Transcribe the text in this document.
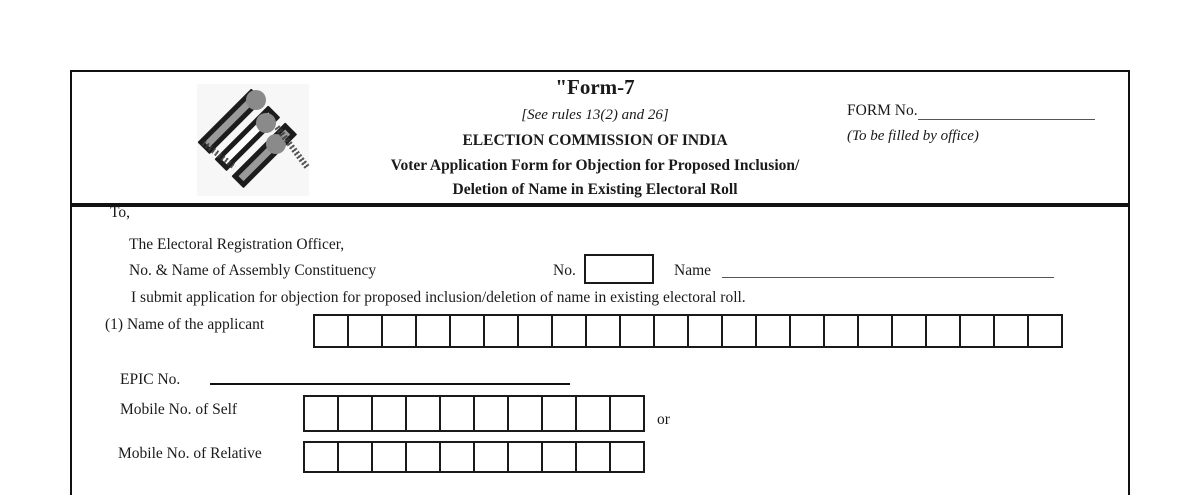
"Form-7
[See rules 13(2) and 26]
ELECTION COMMISSION OF INDIA
Voter Application Form for Objection for Proposed Inclusion/
Deletion of Name in Existing Electoral Roll
FORM No.
(To be filled by office)
To,
The Electoral Registration Officer,
No. & Name of Assembly Constituency	No.	Name
I submit application for objection for proposed inclusion/deletion of name in existing electoral roll.
(1) Name of the applicant
EPIC No.
Mobile No. of Self
or
Mobile No. of Relative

__Work to do__. Write the records out again in full, exactly, and skip every picture.

__Output below__.
Transcribe the text in this document.
"Form-7
[See rules 13(2) and 26]
ELECTION COMMISSION OF INDIA
Voter Application Form for Objection for Proposed Inclusion/
Deletion of Name in Existing Electoral Roll
FORM No.
(To be filled by office)
To,
The Electoral Registration Officer,
No. & Name of Assembly Constituency	No.	Name
I submit application for objection for proposed inclusion/deletion of name in existing electoral roll.
(1) Name of the applicant
EPIC No.
Mobile No. of Self
or
Mobile No. of Relative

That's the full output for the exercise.